→ **Problem**:
Search the data below for the string "rench". Extract every line that contains it.

──────── Extracted records

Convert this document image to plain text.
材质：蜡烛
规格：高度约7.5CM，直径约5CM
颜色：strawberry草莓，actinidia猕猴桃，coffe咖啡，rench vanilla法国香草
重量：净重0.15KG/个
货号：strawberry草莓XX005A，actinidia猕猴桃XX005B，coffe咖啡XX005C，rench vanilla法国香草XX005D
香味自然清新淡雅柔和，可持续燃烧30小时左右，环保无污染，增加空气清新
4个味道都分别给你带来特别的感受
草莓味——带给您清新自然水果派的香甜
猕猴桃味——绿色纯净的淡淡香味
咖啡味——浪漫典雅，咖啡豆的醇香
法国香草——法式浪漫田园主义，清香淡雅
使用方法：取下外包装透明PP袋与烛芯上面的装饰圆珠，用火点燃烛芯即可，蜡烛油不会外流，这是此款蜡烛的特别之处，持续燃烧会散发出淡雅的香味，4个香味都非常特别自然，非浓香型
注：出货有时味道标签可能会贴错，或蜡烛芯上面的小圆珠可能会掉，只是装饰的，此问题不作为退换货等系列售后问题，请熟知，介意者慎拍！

────────────────

→ **Response to this exercise**:
颜色：strawberry草莓，actinidia猕猴桃，coffe咖啡，rench vanilla法国香草
货号：strawberry草莓XX005A，actinidia猕猴桃XX005B，coffe咖啡XX005C，rench vanilla法国香草XX005D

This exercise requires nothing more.